• _What to produce_
Print out each entry below exactly, please.

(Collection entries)
_ _ _

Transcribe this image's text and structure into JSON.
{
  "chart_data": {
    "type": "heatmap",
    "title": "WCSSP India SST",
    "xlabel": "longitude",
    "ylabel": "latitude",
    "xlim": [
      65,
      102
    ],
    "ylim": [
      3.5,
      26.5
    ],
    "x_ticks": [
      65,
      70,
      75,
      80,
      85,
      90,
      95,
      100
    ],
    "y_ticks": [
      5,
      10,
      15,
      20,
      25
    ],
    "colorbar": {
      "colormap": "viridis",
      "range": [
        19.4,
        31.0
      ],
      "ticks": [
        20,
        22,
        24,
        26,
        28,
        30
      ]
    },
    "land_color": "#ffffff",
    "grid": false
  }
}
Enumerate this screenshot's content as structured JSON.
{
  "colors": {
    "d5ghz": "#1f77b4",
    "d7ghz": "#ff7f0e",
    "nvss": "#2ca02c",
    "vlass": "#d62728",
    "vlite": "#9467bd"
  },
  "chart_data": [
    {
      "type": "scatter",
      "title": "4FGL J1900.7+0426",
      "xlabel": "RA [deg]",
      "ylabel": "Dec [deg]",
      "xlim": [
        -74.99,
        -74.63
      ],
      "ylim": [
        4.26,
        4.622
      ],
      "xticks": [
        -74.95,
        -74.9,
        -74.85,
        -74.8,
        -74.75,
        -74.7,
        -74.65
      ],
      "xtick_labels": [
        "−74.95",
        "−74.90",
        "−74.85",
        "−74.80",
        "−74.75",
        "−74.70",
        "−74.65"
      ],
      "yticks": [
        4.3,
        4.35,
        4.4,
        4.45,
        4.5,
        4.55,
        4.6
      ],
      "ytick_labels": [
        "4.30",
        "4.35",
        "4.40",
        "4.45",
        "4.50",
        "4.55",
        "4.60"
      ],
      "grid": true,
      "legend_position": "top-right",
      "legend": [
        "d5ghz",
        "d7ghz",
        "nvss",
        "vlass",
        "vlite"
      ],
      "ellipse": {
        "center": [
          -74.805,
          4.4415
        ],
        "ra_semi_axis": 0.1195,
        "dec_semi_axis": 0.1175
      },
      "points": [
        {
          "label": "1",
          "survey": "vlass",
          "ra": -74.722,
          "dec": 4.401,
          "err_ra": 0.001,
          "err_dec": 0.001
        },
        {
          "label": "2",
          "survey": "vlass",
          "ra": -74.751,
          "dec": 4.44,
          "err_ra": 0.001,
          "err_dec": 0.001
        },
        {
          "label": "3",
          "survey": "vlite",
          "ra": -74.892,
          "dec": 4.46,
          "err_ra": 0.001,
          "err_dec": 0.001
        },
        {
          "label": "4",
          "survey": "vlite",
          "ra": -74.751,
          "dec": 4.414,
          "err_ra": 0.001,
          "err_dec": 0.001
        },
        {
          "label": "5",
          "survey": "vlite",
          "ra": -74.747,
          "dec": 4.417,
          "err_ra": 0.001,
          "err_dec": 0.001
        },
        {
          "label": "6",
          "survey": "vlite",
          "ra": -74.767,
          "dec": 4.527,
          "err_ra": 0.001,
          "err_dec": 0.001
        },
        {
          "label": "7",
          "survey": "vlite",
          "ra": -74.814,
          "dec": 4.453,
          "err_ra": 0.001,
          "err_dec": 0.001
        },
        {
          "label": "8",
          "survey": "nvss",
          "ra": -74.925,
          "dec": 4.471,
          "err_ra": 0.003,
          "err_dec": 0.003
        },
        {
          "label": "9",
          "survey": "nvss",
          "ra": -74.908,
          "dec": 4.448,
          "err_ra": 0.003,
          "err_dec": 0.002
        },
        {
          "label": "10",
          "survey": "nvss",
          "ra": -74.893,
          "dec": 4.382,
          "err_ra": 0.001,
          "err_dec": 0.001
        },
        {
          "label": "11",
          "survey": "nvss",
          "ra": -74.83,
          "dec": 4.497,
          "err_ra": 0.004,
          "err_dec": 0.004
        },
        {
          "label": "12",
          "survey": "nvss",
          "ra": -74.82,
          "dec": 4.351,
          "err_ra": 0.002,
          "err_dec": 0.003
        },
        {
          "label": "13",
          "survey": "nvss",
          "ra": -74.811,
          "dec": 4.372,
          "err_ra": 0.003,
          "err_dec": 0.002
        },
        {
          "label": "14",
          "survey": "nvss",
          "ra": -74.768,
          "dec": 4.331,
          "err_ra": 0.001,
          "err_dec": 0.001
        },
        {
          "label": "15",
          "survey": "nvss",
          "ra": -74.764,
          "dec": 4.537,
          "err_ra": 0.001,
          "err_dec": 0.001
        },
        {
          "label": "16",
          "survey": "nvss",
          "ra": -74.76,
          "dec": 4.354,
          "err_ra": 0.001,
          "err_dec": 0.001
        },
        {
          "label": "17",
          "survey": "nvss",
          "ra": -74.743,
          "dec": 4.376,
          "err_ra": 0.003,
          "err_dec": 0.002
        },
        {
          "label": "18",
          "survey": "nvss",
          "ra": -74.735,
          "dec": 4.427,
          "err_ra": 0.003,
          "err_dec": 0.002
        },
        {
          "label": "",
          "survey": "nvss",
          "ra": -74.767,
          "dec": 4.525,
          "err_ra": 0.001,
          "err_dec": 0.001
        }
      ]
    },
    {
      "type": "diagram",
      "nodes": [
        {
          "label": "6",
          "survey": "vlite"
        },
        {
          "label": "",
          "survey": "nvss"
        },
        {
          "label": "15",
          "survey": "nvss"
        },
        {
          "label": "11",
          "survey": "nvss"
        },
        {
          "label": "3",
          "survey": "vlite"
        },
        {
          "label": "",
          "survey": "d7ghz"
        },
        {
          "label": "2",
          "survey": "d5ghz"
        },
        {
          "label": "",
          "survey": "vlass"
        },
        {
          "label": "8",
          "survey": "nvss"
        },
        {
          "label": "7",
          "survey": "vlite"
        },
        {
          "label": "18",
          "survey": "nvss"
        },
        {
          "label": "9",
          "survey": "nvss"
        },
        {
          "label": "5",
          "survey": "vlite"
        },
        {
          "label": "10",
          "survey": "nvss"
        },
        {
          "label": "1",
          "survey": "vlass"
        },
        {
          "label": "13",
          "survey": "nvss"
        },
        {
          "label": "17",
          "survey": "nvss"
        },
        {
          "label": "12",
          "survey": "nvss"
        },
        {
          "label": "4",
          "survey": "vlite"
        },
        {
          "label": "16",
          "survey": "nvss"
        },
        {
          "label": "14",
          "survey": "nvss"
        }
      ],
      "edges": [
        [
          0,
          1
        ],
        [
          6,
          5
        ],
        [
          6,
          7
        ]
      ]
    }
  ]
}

_ _ _

• _Answer to this exercise_
Transcribe this image's text and structure into JSON.
{
  "chart_data": {
    "type": "heatmap",
    "title": "WCSSP India SST",
    "xlabel": "longitude",
    "ylabel": "latitude",
    "xlim": [
      65,
      102
    ],
    "ylim": [
      3.5,
      26.5
    ],
    "x_ticks": [
      65,
      70,
      75,
      80,
      85,
      90,
      95,
      100
    ],
    "y_ticks": [
      5,
      10,
      15,
      20,
      25
    ],
    "colorbar": {
      "colormap": "viridis",
      "range": [
        19.4,
        31.0
      ],
      "ticks": [
        20,
        22,
        24,
        26,
        28,
        30
      ]
    },
    "land_color": "#ffffff",
    "grid": false
  }
}
Enumerate this screenshot's content as structured JSON.
{
  "colors": {
    "d5ghz": "#1f77b4",
    "d7ghz": "#ff7f0e",
    "nvss": "#2ca02c",
    "vlass": "#d62728",
    "vlite": "#9467bd"
  },
  "chart_data": [
    {
      "type": "scatter",
      "title": "4FGL J1900.7+0426",
      "xlabel": "RA [deg]",
      "ylabel": "Dec [deg]",
      "xlim": [
        -74.99,
        -74.63
      ],
      "ylim": [
        4.26,
        4.622
      ],
      "xticks": [
        -74.95,
        -74.9,
        -74.85,
        -74.8,
        -74.75,
        -74.7,
        -74.65
      ],
      "xtick_labels": [
        "−74.95",
        "−74.90",
        "−74.85",
        "−74.80",
        "−74.75",
        "−74.70",
        "−74.65"
      ],
      "yticks": [
        4.3,
        4.35,
        4.4,
        4.45,
        4.5,
        4.55,
        4.6
      ],
      "ytick_labels": [
        "4.30",
        "4.35",
        "4.40",
        "4.45",
        "4.50",
        "4.55",
        "4.60"
      ],
      "grid": true,
      "legend_position": "top-right",
      "legend": [
        "d5ghz",
        "d7ghz",
        "nvss",
        "vlass",
        "vlite"
      ],
      "ellipse": {
        "center": [
          -74.805,
          4.4415
        ],
        "ra_semi_axis": 0.1195,
        "dec_semi_axis": 0.1175
      },
      "points": [
        {
          "label": "1",
          "survey": "vlass",
          "ra": -74.722,
          "dec": 4.401,
          "err_ra": 0.001,
          "err_dec": 0.001
        },
        {
          "label": "2",
          "survey": "vlass",
          "ra": -74.751,
          "dec": 4.44,
          "err_ra": 0.001,
          "err_dec": 0.001
        },
        {
          "label": "3",
          "survey": "vlite",
          "ra": -74.892,
          "dec": 4.46,
          "err_ra": 0.001,
          "err_dec": 0.001
        },
        {
          "label": "4",
          "survey": "vlite",
          "ra": -74.751,
          "dec": 4.414,
          "err_ra": 0.001,
          "err_dec": 0.001
        },
        {
          "label": "5",
          "survey": "vlite",
          "ra": -74.747,
          "dec": 4.417,
          "err_ra": 0.001,
          "err_dec": 0.001
        },
        {
          "label": "6",
          "survey": "vlite",
          "ra": -74.767,
          "dec": 4.527,
          "err_ra": 0.001,
          "err_dec": 0.001
        },
        {
          "label": "7",
          "survey": "vlite",
          "ra": -74.814,
          "dec": 4.453,
          "err_ra": 0.001,
          "err_dec": 0.001
        },
        {
          "label": "8",
          "survey": "nvss",
          "ra": -74.925,
          "dec": 4.471,
          "err_ra": 0.003,
          "err_dec": 0.003
        },
        {
          "label": "9",
          "survey": "nvss",
          "ra": -74.908,
          "dec": 4.448,
          "err_ra": 0.003,
          "err_dec": 0.002
        },
        {
          "label": "10",
          "survey": "nvss",
          "ra": -74.893,
          "dec": 4.382,
          "err_ra": 0.001,
          "err_dec": 0.001
        },
        {
          "label": "11",
          "survey": "nvss",
          "ra": -74.83,
          "dec": 4.497,
          "err_ra": 0.004,
          "err_dec": 0.004
        },
        {
          "label": "12",
          "survey": "nvss",
          "ra": -74.82,
          "dec": 4.351,
          "err_ra": 0.002,
          "err_dec": 0.003
        },
        {
          "label": "13",
          "survey": "nvss",
          "ra": -74.811,
          "dec": 4.372,
          "err_ra": 0.003,
          "err_dec": 0.002
        },
        {
          "label": "14",
          "survey": "nvss",
          "ra": -74.768,
          "dec": 4.331,
          "err_ra": 0.001,
          "err_dec": 0.001
        },
        {
          "label": "15",
          "survey": "nvss",
          "ra": -74.764,
          "dec": 4.537,
          "err_ra": 0.001,
          "err_dec": 0.001
        },
        {
          "label": "16",
          "survey": "nvss",
          "ra": -74.76,
          "dec": 4.354,
          "err_ra": 0.001,
          "err_dec": 0.001
        },
        {
          "label": "17",
          "survey": "nvss",
          "ra": -74.743,
          "dec": 4.376,
          "err_ra": 0.003,
          "err_dec": 0.002
        },
        {
          "label": "18",
          "survey": "nvss",
          "ra": -74.735,
          "dec": 4.427,
          "err_ra": 0.003,
          "err_dec": 0.002
        },
        {
          "label": "",
          "survey": "nvss",
          "ra": -74.767,
          "dec": 4.525,
          "err_ra": 0.001,
          "err_dec": 0.001
        }
      ]
    },
    {
      "type": "diagram",
      "nodes": [
        {
          "label": "6",
          "survey": "vlite"
        },
        {
          "label": "",
          "survey": "nvss"
        },
        {
          "label": "15",
          "survey": "nvss"
        },
        {
          "label": "11",
          "survey": "nvss"
        },
        {
          "label": "3",
          "survey": "vlite"
        },
        {
          "label": "",
          "survey": "d7ghz"
        },
        {
          "label": "2",
          "survey": "d5ghz"
        },
        {
          "label": "",
          "survey": "vlass"
        },
        {
          "label": "8",
          "survey": "nvss"
        },
        {
          "label": "7",
          "survey": "vlite"
        },
        {
          "label": "18",
          "survey": "nvss"
        },
        {
          "label": "9",
          "survey": "nvss"
        },
        {
          "label": "5",
          "survey": "vlite"
        },
        {
          "label": "10",
          "survey": "nvss"
        },
        {
          "label": "1",
          "survey": "vlass"
        },
        {
          "label": "13",
          "survey": "nvss"
        },
        {
          "label": "17",
          "survey": "nvss"
        },
        {
          "label": "12",
          "survey": "nvss"
        },
        {
          "label": "4",
          "survey": "vlite"
        },
        {
          "label": "16",
          "survey": "nvss"
        },
        {
          "label": "14",
          "survey": "nvss"
        }
      ],
      "edges": [
        [
          0,
          1
        ],
        [
          6,
          5
        ],
        [
          6,
          7
        ]
      ]
    }
  ]
}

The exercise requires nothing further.